### 課題 1
記録のうち、「license-label: 生产许可 — [1304, 70, 1357, 84]」を含む行から「cell-rebend — [1279, 382, 1321, 404]」を含む行までを、両端の行も含めてそのまま書き写すこと。

******************************

2021年、攻めの一年にする勇気がほしい… 嫌いなものまで糧にすれば自分の強みに!

書評家の石井千湖さんが、テーマごとにおすすめ本を紹介してくれる人気連載。「私、このままでいいのかな」そんな漠然とした不安が湧いてきたときに読みたい本は?

最近、守りに入っている気が…。もしかして、私の人生ってつまらない!?

事も人生も穏やかな日々。しかし、突如湧き起こる「私、このままでいいの!?」という不安。現状に甘んじてつまらない人生なのではとモヤモヤする気持ち、どうしたらいい?

フェミニズム批評という面白く攻められる思考ツール

『お砂糖とスパイスと爆発的な何か 不真面目な批評家によるフェミニスト批評入門』

自分の心身の健康を保つためなら、守りに入るのはまったく悪いことではない。ただ、攻撃が最大の防御になる場合もある。それゆえに、頭の中の武器は手入れしておきたい。というわけで、まずおすすめしたいのが北村紗衣の『お砂糖とスパイスと爆発的な何か 不真面目な批評家によるフェミニスト批評入門』だ。

年間約100本の映画と約100本の舞台を観て、260冊くらい本を読むという自称「不真面目な批評家」北村さんの批評集。まず読み物として面白く、自分という狭い檻の中に閉じ込められた思考を解放する手伝いもしてくれる。

北村さんが自らの檻を破る道具として選択したフェミニズム批評は、これまでの批評が実は男子文化だったというところに立脚し、女性にも楽しめる読み方を提供する。

『ローマの休日』と『キングスマン』という新旧のヒット映画を例に挙げて、なぜ男性はお姫様が好きなのかを考察した「プリンセスは男のロマン!」、『シンデレラ』の源流にあるたくましい民話のヒロインたちを紹介した「ディズニーに乗っ取られたシンデレラ」など、知っている作品でも未知の作品でも鑑賞したくなる。

芸術に限らず、物事の見方の参考にしたいのが「ユートピアとディストピアについて考えよう」だ。北村さんは高校時代に読んだディストピア小説『すばらしい新世界』がなぜ嫌いなのかを分析する。何かを「イヤだな」と感じたときに、自分の気持ちをおさえつけず、理由を掘り下げていくすると思いがけない発見がある。嫌いなものまで糧にすることができたら、何か戦わなければならない対象に出くわしたときに、強みになるのではないか。

お砂糖とスパイスと爆発的な何か 不真面目な批評家によるフェミニスト批評入門』(書肆侃侃房)
著/北村紗衣
著者は1983年生まれで、武蔵大学人文学部英語英米文化学科准教授。『嵐が丘』の登場人物のセクシーな関係性、『二十日鼠と人間』や『ワーニャ伯父さん』の「キモくて金のないおっさん」など、名作文学からハリウッド映画まで明快な文章で深く読み解く。

******************************

### 課題 2
本文で、北村紗衣が高校時代に読み、嫌いな理由を分析しているディストピア小説は何か。

### 要素と領域の一覧
******************************

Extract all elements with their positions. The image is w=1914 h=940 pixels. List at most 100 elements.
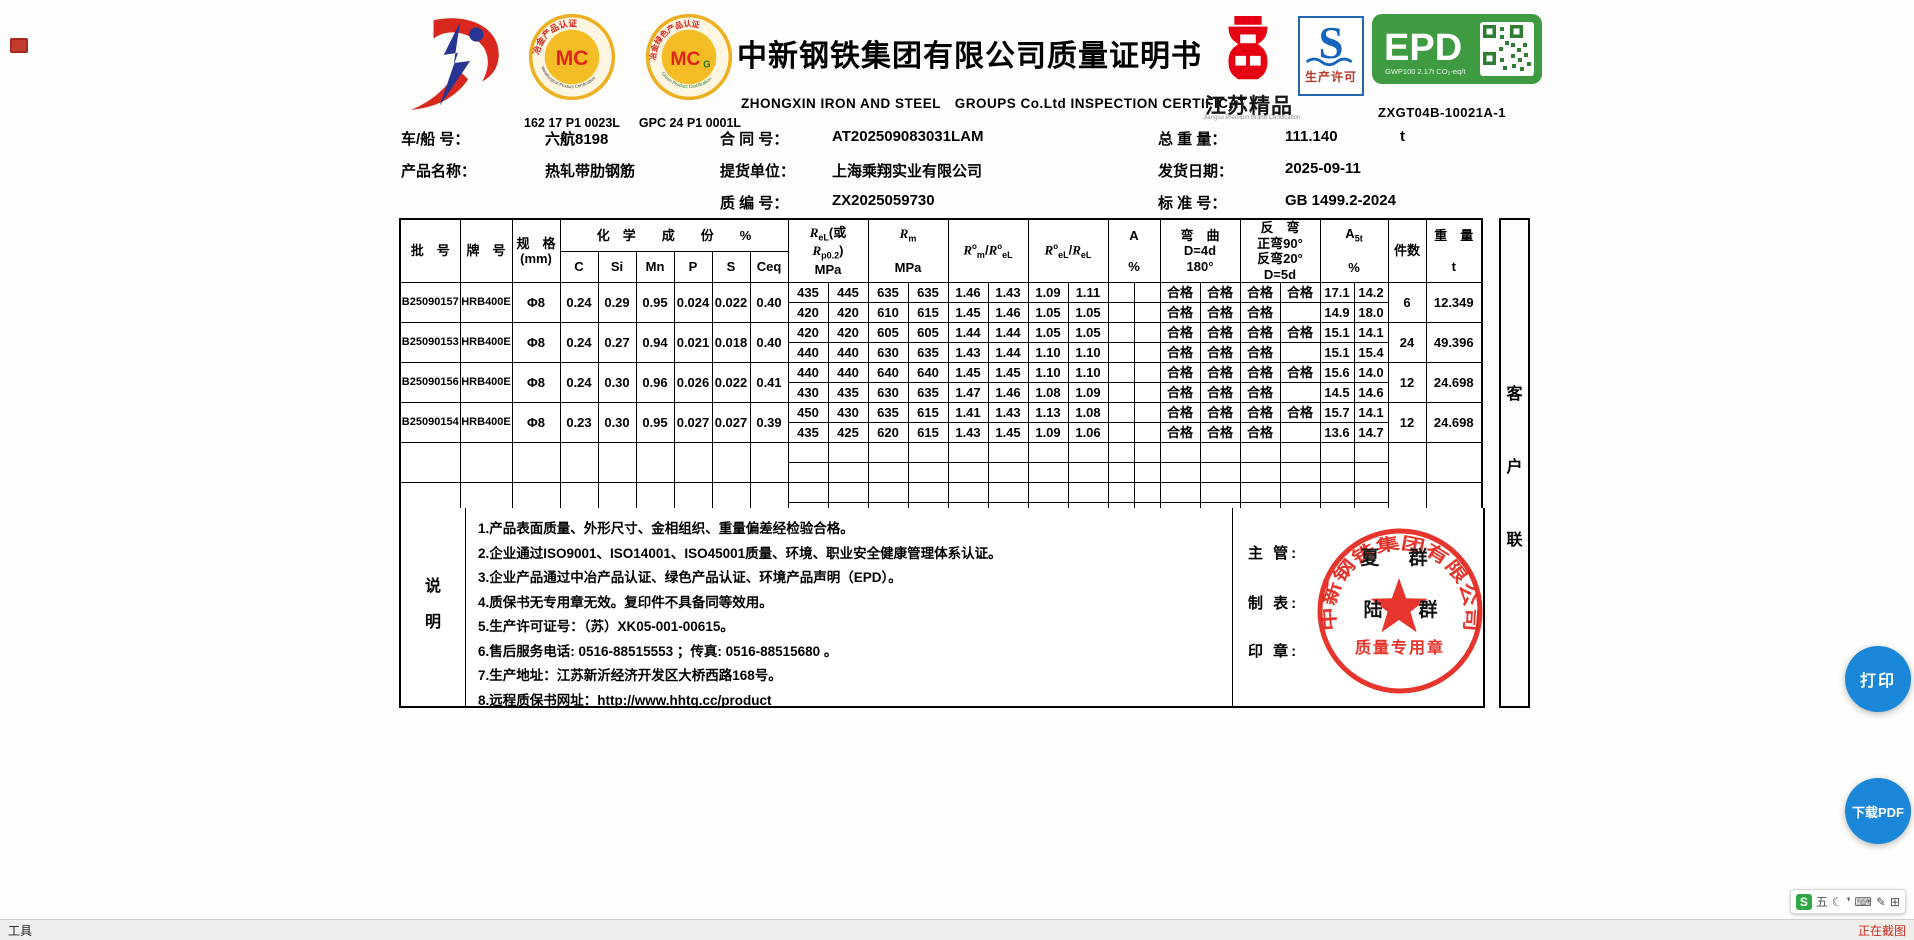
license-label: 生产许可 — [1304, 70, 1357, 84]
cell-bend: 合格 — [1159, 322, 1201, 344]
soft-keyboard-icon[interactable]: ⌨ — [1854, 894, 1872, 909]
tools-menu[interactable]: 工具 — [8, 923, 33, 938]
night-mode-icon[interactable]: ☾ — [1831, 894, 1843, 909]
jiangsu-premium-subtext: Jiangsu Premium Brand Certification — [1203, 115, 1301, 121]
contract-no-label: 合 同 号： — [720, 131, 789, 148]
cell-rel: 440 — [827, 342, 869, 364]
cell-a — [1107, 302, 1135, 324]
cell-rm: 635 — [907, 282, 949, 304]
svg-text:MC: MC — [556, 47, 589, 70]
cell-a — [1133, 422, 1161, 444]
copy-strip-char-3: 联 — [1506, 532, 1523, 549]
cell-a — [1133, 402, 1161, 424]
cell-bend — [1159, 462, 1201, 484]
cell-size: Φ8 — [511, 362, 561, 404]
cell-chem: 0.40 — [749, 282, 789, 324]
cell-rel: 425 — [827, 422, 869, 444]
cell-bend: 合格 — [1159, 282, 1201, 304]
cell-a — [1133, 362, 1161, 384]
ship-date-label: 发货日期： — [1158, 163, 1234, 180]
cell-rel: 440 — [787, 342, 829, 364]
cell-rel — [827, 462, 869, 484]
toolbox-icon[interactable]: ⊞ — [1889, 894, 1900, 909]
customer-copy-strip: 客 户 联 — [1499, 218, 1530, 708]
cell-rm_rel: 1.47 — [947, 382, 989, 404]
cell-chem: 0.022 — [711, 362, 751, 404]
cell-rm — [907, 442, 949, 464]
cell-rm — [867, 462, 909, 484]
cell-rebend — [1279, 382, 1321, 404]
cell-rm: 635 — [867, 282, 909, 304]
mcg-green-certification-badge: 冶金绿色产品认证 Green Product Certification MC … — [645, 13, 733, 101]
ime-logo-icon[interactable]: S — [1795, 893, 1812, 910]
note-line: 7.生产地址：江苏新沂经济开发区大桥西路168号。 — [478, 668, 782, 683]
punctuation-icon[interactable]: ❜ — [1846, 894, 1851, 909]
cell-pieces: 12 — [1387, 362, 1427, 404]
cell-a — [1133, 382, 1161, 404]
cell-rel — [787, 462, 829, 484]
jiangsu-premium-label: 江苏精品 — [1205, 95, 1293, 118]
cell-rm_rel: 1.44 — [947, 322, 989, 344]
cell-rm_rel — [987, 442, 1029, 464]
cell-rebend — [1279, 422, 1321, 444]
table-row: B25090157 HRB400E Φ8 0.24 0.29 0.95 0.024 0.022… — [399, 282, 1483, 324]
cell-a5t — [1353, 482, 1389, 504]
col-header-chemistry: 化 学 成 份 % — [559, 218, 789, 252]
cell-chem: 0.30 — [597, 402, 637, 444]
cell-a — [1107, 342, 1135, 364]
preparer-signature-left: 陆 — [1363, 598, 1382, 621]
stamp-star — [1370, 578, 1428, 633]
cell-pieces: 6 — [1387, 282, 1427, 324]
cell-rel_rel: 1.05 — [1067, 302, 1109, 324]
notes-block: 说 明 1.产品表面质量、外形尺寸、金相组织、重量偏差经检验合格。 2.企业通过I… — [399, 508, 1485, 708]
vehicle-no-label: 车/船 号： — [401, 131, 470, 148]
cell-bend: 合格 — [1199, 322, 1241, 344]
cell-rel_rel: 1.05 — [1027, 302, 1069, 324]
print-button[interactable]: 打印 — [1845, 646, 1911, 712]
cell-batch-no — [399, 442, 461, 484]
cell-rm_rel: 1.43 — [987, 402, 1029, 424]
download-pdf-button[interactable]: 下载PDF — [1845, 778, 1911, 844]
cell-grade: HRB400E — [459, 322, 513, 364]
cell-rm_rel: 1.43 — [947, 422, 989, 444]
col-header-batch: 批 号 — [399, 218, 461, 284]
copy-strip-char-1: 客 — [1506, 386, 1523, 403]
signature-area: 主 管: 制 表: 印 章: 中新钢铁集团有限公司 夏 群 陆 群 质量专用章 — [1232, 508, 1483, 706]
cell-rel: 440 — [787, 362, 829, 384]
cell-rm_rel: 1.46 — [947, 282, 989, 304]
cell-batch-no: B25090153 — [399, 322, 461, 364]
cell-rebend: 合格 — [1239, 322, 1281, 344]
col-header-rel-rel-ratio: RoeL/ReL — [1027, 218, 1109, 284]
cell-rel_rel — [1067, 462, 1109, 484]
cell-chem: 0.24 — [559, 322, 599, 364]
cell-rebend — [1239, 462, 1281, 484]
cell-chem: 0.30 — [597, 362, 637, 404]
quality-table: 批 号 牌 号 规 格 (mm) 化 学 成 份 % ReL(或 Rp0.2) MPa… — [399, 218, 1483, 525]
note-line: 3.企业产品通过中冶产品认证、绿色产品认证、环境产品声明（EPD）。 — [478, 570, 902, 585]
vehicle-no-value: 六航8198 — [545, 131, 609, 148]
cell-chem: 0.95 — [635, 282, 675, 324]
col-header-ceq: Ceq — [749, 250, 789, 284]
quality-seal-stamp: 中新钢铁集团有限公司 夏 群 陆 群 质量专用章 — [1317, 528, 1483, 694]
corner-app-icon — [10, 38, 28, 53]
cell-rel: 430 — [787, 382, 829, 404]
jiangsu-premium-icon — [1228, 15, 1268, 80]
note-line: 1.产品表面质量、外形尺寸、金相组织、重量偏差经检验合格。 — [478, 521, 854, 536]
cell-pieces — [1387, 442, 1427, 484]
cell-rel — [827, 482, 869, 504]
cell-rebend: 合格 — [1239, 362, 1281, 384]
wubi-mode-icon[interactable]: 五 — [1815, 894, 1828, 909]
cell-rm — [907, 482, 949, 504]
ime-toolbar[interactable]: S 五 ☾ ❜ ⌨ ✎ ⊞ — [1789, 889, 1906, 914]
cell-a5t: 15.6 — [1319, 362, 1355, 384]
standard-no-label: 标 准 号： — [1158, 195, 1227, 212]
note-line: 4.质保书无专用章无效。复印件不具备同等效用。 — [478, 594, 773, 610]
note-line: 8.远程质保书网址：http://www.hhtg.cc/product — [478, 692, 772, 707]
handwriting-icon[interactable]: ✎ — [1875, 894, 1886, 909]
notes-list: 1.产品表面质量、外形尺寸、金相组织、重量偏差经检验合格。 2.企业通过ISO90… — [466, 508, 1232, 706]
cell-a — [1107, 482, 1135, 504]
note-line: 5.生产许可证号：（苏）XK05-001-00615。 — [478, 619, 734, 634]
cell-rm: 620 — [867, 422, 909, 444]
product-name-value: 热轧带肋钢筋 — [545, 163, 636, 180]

******************************

### 課題の解答 1
license-label: 生产许可 — [1304, 70, 1357, 84]
cell-bend: 合格 — [1159, 322, 1201, 344]
soft-keyboard-icon[interactable]: ⌨ — [1854, 894, 1872, 909]
tools-menu[interactable]: 工具 — [8, 923, 33, 938]
night-mode-icon[interactable]: ☾ — [1831, 894, 1843, 909]
jiangsu-premium-subtext: Jiangsu Premium Brand Certification — [1203, 115, 1301, 121]
contract-no-label: 合 同 号： — [720, 131, 789, 148]
cell-rel: 440 — [827, 342, 869, 364]
cell-a — [1107, 302, 1135, 324]
cell-rm: 635 — [907, 282, 949, 304]
svg-text:MC: MC — [556, 47, 589, 70]
cell-a — [1133, 422, 1161, 444]
copy-strip-char-3: 联 — [1506, 532, 1523, 549]
cell-a — [1133, 402, 1161, 424]
cell-bend — [1159, 462, 1201, 484]
cell-size: Φ8 — [511, 362, 561, 404]
cell-chem: 0.40 — [749, 282, 789, 324]
cell-rel: 425 — [827, 422, 869, 444]
cell-bend: 合格 — [1159, 282, 1201, 304]
cell-a — [1133, 362, 1161, 384]
ship-date-label: 发货日期： — [1158, 163, 1234, 180]
cell-rel: 440 — [787, 342, 829, 364]
cell-rel — [827, 462, 869, 484]
toolbox-icon[interactable]: ⊞ — [1889, 894, 1900, 909]
customer-copy-strip: 客 户 联 — [1499, 218, 1530, 708]
cell-rm_rel: 1.47 — [947, 382, 989, 404]
cell-chem: 0.022 — [711, 362, 751, 404]
cell-rm — [907, 442, 949, 464]
cell-rm — [867, 462, 909, 484]
cell-rebend — [1279, 382, 1321, 404]

### 課題の解答 2
『すばらしい新世界』